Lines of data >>
***
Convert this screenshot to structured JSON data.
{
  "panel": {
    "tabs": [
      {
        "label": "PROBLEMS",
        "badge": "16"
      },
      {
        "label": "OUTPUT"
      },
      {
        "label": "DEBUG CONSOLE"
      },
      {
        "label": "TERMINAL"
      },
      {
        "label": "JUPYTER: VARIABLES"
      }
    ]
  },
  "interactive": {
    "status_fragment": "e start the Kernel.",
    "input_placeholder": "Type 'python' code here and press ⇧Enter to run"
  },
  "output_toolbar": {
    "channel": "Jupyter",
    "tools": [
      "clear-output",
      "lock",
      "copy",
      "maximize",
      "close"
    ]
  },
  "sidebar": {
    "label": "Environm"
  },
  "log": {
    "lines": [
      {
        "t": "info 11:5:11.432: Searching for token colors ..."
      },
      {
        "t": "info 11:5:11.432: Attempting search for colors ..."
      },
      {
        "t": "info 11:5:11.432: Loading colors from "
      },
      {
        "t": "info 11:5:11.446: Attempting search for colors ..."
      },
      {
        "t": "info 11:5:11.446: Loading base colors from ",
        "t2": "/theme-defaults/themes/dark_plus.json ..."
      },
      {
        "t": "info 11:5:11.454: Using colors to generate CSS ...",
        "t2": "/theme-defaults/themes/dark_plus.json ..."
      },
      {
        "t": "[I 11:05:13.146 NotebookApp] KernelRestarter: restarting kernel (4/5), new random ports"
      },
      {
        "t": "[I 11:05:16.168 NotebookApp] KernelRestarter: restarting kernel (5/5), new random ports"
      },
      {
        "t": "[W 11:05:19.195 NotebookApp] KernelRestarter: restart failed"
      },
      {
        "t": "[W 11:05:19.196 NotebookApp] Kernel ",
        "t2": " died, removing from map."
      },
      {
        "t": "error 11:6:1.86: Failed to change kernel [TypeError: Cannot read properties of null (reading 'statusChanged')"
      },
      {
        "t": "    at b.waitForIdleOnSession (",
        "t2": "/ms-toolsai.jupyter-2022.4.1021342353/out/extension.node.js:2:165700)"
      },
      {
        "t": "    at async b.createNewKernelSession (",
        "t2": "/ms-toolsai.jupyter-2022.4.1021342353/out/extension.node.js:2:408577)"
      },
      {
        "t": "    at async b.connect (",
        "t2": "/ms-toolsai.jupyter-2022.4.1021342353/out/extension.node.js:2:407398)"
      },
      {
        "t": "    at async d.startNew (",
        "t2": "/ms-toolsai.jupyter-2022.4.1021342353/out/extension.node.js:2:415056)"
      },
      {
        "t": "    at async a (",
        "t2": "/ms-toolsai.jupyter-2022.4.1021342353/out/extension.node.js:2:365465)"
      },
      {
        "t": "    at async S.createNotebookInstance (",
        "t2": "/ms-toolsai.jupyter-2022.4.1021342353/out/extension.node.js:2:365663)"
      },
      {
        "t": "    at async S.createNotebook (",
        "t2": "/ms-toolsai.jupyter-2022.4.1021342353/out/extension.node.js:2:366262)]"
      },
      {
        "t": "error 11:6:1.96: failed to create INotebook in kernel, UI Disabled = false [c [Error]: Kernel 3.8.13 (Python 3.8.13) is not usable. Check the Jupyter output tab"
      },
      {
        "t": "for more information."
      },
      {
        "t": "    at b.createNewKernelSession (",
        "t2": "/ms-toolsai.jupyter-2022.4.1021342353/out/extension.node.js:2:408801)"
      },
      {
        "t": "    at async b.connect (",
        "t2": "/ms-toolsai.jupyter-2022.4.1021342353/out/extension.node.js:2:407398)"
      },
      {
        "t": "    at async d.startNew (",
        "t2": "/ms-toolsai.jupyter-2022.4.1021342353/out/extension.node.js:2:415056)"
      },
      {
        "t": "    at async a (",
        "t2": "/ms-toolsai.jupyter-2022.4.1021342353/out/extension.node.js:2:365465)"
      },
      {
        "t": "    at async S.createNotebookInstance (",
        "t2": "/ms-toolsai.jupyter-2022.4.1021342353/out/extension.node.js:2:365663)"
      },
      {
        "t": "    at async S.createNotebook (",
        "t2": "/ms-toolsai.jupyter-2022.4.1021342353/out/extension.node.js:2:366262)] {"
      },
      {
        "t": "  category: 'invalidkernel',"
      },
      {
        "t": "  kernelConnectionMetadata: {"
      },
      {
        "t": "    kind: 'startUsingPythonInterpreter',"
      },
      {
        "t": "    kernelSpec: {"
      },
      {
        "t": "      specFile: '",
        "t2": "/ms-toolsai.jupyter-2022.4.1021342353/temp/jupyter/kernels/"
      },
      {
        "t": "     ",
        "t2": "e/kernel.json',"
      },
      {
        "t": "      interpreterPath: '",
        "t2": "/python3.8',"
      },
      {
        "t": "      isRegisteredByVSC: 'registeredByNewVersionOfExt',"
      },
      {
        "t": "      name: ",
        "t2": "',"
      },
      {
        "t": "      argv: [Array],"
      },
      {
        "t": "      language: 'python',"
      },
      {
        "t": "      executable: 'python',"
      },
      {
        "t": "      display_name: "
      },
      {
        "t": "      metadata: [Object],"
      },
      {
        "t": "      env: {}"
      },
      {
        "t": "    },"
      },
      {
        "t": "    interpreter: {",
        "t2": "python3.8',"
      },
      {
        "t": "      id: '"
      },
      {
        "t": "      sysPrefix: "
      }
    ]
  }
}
***
Pull every line containing "label" from the data.

Task answer >>
        "label": "PROBLEMS",
        "label": "OUTPUT"
        "label": "DEBUG CONSOLE"
        "label": "TERMINAL"
        "label": "JUPYTER: VARIABLES"
    "label": "Environm"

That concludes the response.